## DATA SUPPLIED:
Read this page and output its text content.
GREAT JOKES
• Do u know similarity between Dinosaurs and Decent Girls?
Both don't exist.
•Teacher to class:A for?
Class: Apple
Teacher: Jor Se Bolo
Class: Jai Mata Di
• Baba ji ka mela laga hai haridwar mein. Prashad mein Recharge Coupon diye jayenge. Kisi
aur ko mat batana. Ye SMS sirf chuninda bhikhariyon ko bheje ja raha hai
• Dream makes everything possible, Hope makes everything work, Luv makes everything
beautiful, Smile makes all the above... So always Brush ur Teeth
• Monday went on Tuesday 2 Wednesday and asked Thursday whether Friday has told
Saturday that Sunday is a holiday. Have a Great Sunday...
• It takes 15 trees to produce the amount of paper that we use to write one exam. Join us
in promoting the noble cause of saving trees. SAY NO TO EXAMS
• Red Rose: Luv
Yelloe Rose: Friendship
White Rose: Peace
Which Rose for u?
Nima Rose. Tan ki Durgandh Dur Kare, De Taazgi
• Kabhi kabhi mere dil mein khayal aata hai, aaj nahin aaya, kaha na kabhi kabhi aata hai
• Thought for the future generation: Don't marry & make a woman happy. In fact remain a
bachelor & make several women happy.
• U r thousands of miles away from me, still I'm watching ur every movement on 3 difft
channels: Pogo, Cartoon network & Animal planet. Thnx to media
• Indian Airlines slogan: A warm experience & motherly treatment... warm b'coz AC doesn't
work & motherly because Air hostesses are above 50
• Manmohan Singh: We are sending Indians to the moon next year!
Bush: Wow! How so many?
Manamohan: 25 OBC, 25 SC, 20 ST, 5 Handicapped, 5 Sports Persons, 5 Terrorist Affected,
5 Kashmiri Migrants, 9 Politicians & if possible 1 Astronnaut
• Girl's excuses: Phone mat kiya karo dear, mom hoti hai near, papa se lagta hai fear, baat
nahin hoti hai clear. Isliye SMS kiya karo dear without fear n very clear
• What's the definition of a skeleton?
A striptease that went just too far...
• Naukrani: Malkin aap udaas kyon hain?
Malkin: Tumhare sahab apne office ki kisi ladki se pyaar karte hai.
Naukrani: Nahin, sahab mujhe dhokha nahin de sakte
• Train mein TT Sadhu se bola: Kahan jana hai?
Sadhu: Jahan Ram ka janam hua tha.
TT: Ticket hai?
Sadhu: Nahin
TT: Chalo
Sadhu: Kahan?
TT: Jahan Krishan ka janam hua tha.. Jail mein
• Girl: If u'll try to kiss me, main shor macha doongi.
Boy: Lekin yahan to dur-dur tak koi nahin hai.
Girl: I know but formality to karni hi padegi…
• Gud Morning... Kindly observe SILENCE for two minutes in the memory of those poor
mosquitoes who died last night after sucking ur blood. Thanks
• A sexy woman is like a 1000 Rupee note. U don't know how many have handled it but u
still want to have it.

## YOUR OBJECTIVE:
Give back the whole listing exactly as it reads.

## REPLY TO THE TASK:
Read this page and output its text content.
GREAT JOKES
• Do u know similarity between Dinosaurs and Decent Girls?
Both don't exist.
•Teacher to class:A for?
Class: Apple
Teacher: Jor Se Bolo
Class: Jai Mata Di
• Baba ji ka mela laga hai haridwar mein. Prashad mein Recharge Coupon diye jayenge. Kisi
aur ko mat batana. Ye SMS sirf chuninda bhikhariyon ko bheje ja raha hai
• Dream makes everything possible, Hope makes everything work, Luv makes everything
beautiful, Smile makes all the above... So always Brush ur Teeth
• Monday went on Tuesday 2 Wednesday and asked Thursday whether Friday has told
Saturday that Sunday is a holiday. Have a Great Sunday...
• It takes 15 trees to produce the amount of paper that we use to write one exam. Join us
in promoting the noble cause of saving trees. SAY NO TO EXAMS
• Red Rose: Luv
Yelloe Rose: Friendship
White Rose: Peace
Which Rose for u?
Nima Rose. Tan ki Durgandh Dur Kare, De Taazgi
• Kabhi kabhi mere dil mein khayal aata hai, aaj nahin aaya, kaha na kabhi kabhi aata hai
• Thought for the future generation: Don't marry & make a woman happy. In fact remain a
bachelor & make several women happy.
• U r thousands of miles away from me, still I'm watching ur every movement on 3 difft
channels: Pogo, Cartoon network & Animal planet. Thnx to media
• Indian Airlines slogan: A warm experience & motherly treatment... warm b'coz AC doesn't
work & motherly because Air hostesses are above 50
• Manmohan Singh: We are sending Indians to the moon next year!
Bush: Wow! How so many?
Manamohan: 25 OBC, 25 SC, 20 ST, 5 Handicapped, 5 Sports Persons, 5 Terrorist Affected,
5 Kashmiri Migrants, 9 Politicians & if possible 1 Astronnaut
• Girl's excuses: Phone mat kiya karo dear, mom hoti hai near, papa se lagta hai fear, baat
nahin hoti hai clear. Isliye SMS kiya karo dear without fear n very clear
• What's the definition of a skeleton?
A striptease that went just too far...
• Naukrani: Malkin aap udaas kyon hain?
Malkin: Tumhare sahab apne office ki kisi ladki se pyaar karte hai.
Naukrani: Nahin, sahab mujhe dhokha nahin de sakte
• Train mein TT Sadhu se bola: Kahan jana hai?
Sadhu: Jahan Ram ka janam hua tha.
TT: Ticket hai?
Sadhu: Nahin
TT: Chalo
Sadhu: Kahan?
TT: Jahan Krishan ka janam hua tha.. Jail mein
• Girl: If u'll try to kiss me, main shor macha doongi.
Boy: Lekin yahan to dur-dur tak koi nahin hai.
Girl: I know but formality to karni hi padegi…
• Gud Morning... Kindly observe SILENCE for two minutes in the memory of those poor
mosquitoes who died last night after sucking ur blood. Thanks
• A sexy woman is like a 1000 Rupee note. U don't know how many have handled it but u
still want to have it.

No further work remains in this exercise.